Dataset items
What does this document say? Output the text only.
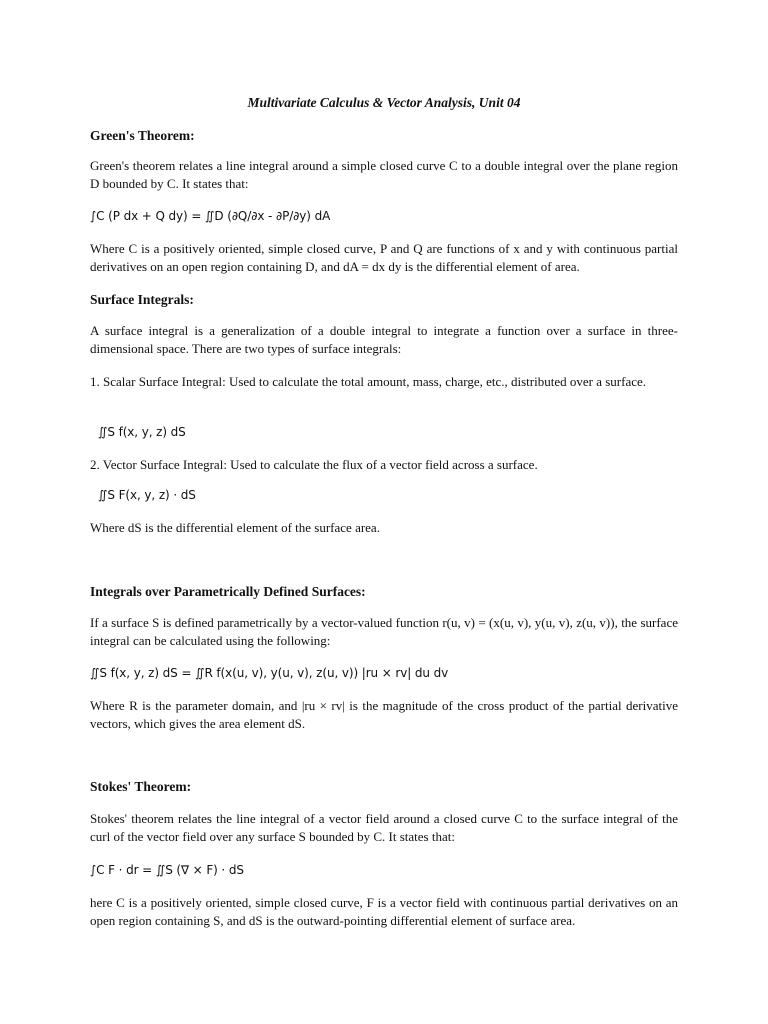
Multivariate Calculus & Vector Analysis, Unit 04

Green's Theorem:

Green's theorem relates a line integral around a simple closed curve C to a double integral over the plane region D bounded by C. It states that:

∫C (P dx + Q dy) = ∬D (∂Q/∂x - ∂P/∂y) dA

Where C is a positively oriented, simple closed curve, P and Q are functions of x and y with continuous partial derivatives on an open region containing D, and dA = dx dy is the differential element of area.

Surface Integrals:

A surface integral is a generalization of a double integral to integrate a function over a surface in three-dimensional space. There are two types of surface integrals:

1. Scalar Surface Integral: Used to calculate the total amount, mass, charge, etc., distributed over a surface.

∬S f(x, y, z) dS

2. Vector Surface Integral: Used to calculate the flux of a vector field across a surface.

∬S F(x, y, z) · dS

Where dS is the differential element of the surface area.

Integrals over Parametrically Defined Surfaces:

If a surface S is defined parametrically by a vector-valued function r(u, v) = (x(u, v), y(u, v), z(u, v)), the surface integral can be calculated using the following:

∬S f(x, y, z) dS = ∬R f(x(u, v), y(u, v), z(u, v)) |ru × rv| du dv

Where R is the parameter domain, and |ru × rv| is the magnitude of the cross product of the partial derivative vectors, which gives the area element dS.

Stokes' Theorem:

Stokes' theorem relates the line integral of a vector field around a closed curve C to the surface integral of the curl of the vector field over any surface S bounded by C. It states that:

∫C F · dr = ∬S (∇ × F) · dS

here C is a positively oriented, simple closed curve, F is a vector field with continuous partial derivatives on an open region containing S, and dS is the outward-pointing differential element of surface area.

- [Goal]
Say how many lines hold the word "around", giving the number and nothing else.

- [Written answer]
2